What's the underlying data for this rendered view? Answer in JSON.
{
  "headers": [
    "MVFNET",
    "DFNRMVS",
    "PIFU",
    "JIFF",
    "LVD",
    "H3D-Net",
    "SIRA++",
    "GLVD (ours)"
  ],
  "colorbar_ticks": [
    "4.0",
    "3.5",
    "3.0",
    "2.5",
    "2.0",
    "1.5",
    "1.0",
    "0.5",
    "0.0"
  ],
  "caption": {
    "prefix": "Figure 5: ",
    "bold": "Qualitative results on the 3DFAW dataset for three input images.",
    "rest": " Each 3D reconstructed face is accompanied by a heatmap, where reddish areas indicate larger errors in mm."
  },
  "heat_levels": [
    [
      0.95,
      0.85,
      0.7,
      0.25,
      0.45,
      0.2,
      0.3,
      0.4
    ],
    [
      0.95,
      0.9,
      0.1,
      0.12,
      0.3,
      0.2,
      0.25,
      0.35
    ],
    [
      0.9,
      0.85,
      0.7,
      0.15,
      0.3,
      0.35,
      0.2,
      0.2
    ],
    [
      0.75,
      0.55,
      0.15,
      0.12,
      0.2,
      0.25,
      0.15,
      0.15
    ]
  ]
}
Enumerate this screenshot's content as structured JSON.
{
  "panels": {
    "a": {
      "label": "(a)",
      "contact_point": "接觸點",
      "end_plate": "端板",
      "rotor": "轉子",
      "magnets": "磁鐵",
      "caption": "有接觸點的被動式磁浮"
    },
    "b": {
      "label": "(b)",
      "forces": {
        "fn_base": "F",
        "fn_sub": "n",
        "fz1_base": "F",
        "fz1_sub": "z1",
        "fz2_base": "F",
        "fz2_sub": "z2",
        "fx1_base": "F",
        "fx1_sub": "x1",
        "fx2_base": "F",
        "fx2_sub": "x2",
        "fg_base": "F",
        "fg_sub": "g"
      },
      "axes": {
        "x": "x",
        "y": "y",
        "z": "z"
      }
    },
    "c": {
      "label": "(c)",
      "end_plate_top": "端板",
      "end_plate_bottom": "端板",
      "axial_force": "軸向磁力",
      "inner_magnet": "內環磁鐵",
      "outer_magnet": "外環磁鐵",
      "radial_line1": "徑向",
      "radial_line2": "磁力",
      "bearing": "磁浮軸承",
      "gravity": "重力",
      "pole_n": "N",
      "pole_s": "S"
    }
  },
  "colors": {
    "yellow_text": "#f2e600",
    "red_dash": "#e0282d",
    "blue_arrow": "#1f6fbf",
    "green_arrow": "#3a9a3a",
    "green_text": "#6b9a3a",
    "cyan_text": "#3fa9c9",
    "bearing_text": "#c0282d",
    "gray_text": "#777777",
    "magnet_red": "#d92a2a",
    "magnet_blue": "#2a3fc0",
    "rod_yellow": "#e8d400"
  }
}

◇ ◇ ◇

• PROMPT:
Extract all the material, leaving every line as it is.

• FINISHED ANSWER:
What's the underlying data for this rendered view? Answer in JSON.
{
  "headers": [
    "MVFNET",
    "DFNRMVS",
    "PIFU",
    "JIFF",
    "LVD",
    "H3D-Net",
    "SIRA++",
    "GLVD (ours)"
  ],
  "colorbar_ticks": [
    "4.0",
    "3.5",
    "3.0",
    "2.5",
    "2.0",
    "1.5",
    "1.0",
    "0.5",
    "0.0"
  ],
  "caption": {
    "prefix": "Figure 5: ",
    "bold": "Qualitative results on the 3DFAW dataset for three input images.",
    "rest": " Each 3D reconstructed face is accompanied by a heatmap, where reddish areas indicate larger errors in mm."
  },
  "heat_levels": [
    [
      0.95,
      0.85,
      0.7,
      0.25,
      0.45,
      0.2,
      0.3,
      0.4
    ],
    [
      0.95,
      0.9,
      0.1,
      0.12,
      0.3,
      0.2,
      0.25,
      0.35
    ],
    [
      0.9,
      0.85,
      0.7,
      0.15,
      0.3,
      0.35,
      0.2,
      0.2
    ],
    [
      0.75,
      0.55,
      0.15,
      0.12,
      0.2,
      0.25,
      0.15,
      0.15
    ]
  ]
}
Enumerate this screenshot's content as structured JSON.
{
  "panels": {
    "a": {
      "label": "(a)",
      "contact_point": "接觸點",
      "end_plate": "端板",
      "rotor": "轉子",
      "magnets": "磁鐵",
      "caption": "有接觸點的被動式磁浮"
    },
    "b": {
      "label": "(b)",
      "forces": {
        "fn_base": "F",
        "fn_sub": "n",
        "fz1_base": "F",
        "fz1_sub": "z1",
        "fz2_base": "F",
        "fz2_sub": "z2",
        "fx1_base": "F",
        "fx1_sub": "x1",
        "fx2_base": "F",
        "fx2_sub": "x2",
        "fg_base": "F",
        "fg_sub": "g"
      },
      "axes": {
        "x": "x",
        "y": "y",
        "z": "z"
      }
    },
    "c": {
      "label": "(c)",
      "end_plate_top": "端板",
      "end_plate_bottom": "端板",
      "axial_force": "軸向磁力",
      "inner_magnet": "內環磁鐵",
      "outer_magnet": "外環磁鐵",
      "radial_line1": "徑向",
      "radial_line2": "磁力",
      "bearing": "磁浮軸承",
      "gravity": "重力",
      "pole_n": "N",
      "pole_s": "S"
    }
  },
  "colors": {
    "yellow_text": "#f2e600",
    "red_dash": "#e0282d",
    "blue_arrow": "#1f6fbf",
    "green_arrow": "#3a9a3a",
    "green_text": "#6b9a3a",
    "cyan_text": "#3fa9c9",
    "bearing_text": "#c0282d",
    "gray_text": "#777777",
    "magnet_red": "#d92a2a",
    "magnet_blue": "#2a3fc0",
    "rod_yellow": "#e8d400"
  }
}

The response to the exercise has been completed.